----- The data -----
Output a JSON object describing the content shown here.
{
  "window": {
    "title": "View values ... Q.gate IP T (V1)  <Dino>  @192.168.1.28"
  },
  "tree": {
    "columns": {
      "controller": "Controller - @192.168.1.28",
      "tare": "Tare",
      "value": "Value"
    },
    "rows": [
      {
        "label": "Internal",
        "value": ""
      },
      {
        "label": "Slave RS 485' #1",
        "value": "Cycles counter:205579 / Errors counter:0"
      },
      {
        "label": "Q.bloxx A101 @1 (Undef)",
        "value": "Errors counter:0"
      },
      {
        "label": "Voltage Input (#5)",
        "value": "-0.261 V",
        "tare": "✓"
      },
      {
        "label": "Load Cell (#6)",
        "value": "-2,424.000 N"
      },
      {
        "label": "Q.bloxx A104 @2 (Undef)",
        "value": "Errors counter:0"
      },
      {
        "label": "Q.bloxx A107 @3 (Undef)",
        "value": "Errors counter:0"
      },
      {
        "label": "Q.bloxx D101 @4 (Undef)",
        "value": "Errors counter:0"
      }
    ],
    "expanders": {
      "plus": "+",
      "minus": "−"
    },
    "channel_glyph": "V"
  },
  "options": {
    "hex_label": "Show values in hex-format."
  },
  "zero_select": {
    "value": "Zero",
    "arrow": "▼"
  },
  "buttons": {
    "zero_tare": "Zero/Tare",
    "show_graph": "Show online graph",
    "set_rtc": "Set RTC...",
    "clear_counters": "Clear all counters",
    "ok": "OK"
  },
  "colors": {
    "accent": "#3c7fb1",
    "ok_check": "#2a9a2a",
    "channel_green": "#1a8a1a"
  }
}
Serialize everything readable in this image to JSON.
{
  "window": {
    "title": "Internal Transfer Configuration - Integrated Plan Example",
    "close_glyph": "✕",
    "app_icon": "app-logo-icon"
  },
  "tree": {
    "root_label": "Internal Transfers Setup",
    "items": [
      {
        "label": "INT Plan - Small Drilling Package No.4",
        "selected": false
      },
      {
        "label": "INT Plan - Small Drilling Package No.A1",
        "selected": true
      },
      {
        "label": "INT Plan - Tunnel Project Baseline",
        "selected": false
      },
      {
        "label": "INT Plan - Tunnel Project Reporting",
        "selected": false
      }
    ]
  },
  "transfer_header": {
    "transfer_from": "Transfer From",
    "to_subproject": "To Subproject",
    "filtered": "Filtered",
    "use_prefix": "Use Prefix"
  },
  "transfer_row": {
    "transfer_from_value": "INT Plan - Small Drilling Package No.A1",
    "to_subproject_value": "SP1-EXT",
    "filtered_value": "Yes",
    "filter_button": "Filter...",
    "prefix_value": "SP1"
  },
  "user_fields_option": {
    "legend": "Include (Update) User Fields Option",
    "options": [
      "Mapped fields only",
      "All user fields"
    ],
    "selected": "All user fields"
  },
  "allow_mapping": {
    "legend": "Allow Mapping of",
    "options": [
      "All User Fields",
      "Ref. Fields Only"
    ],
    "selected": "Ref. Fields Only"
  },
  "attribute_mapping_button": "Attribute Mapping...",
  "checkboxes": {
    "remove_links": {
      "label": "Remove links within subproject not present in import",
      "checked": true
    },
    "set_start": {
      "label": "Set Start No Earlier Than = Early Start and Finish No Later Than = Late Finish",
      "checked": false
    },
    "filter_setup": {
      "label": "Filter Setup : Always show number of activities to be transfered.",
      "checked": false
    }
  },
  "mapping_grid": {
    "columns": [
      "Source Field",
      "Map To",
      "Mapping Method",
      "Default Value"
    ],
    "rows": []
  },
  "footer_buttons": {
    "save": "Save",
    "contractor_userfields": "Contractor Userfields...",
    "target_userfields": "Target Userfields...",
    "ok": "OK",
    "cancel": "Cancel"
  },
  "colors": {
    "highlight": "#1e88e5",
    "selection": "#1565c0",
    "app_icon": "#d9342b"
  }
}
-----
_Problem to work on_: Check each line above for the string "Package" and show the ones that have it.

_Result_:
        "label": "INT Plan - Small Drilling Package No.4",
        "label": "INT Plan - Small Drilling Package No.A1",
    "transfer_from_value": "INT Plan - Small Drilling Package No.A1",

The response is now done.